#### What is needed:
Restate the whole listing word for word. Pictures are left out.
** begin Records supplied **
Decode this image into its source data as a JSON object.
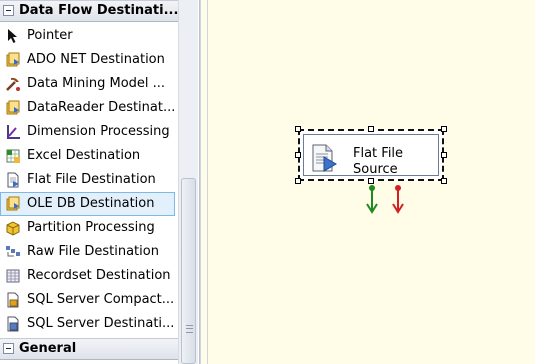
{
  "toolbox": {
    "groups": {
      "data_flow_destinations": "Data Flow Destinati...",
      "general": "General"
    },
    "items": [
      {
        "label": "Pointer",
        "icon": "pointer-icon"
      },
      {
        "label": "ADO NET Destination",
        "icon": "ado-net-destination-icon"
      },
      {
        "label": "Data Mining Model ...",
        "icon": "data-mining-model-icon"
      },
      {
        "label": "DataReader Destinat...",
        "icon": "datareader-destination-icon"
      },
      {
        "label": "Dimension Processing",
        "icon": "dimension-processing-icon"
      },
      {
        "label": "Excel Destination",
        "icon": "excel-destination-icon"
      },
      {
        "label": "Flat File Destination",
        "icon": "flat-file-destination-icon"
      },
      {
        "label": "OLE DB Destination",
        "icon": "ole-db-destination-icon",
        "selected": true
      },
      {
        "label": "Partition Processing",
        "icon": "partition-processing-icon"
      },
      {
        "label": "Raw File Destination",
        "icon": "raw-file-destination-icon"
      },
      {
        "label": "Recordset Destination",
        "icon": "recordset-destination-icon"
      },
      {
        "label": "SQL Server Compact...",
        "icon": "sql-server-compact-icon"
      },
      {
        "label": "SQL Server Destinati...",
        "icon": "sql-server-destination-icon"
      }
    ]
  },
  "designer": {
    "component": {
      "label": "Flat File Source",
      "icon": "flat-file-source-icon"
    },
    "outputs": [
      {
        "name": "success-output",
        "color": "#1f8a1f"
      },
      {
        "name": "error-output",
        "color": "#d42020"
      }
    ]
  },
  "colors": {
    "selection_bg": "#e2f0fb",
    "selection_border": "#7fb8e2",
    "designer_bg": "#fffde7"
  }
}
** end Records supplied **
#### Solution to the problem:
Decode this image into its source data as a JSON object.
{
  "toolbox": {
    "groups": {
      "data_flow_destinations": "Data Flow Destinati...",
      "general": "General"
    },
    "items": [
      {
        "label": "Pointer",
        "icon": "pointer-icon"
      },
      {
        "label": "ADO NET Destination",
        "icon": "ado-net-destination-icon"
      },
      {
        "label": "Data Mining Model ...",
        "icon": "data-mining-model-icon"
      },
      {
        "label": "DataReader Destinat...",
        "icon": "datareader-destination-icon"
      },
      {
        "label": "Dimension Processing",
        "icon": "dimension-processing-icon"
      },
      {
        "label": "Excel Destination",
        "icon": "excel-destination-icon"
      },
      {
        "label": "Flat File Destination",
        "icon": "flat-file-destination-icon"
      },
      {
        "label": "OLE DB Destination",
        "icon": "ole-db-destination-icon",
        "selected": true
      },
      {
        "label": "Partition Processing",
        "icon": "partition-processing-icon"
      },
      {
        "label": "Raw File Destination",
        "icon": "raw-file-destination-icon"
      },
      {
        "label": "Recordset Destination",
        "icon": "recordset-destination-icon"
      },
      {
        "label": "SQL Server Compact...",
        "icon": "sql-server-compact-icon"
      },
      {
        "label": "SQL Server Destinati...",
        "icon": "sql-server-destination-icon"
      }
    ]
  },
  "designer": {
    "component": {
      "label": "Flat File Source",
      "icon": "flat-file-source-icon"
    },
    "outputs": [
      {
        "name": "success-output",
        "color": "#1f8a1f"
      },
      {
        "name": "error-output",
        "color": "#d42020"
      }
    ]
  },
  "colors": {
    "selection_bg": "#e2f0fb",
    "selection_border": "#7fb8e2",
    "designer_bg": "#fffde7"
  }
}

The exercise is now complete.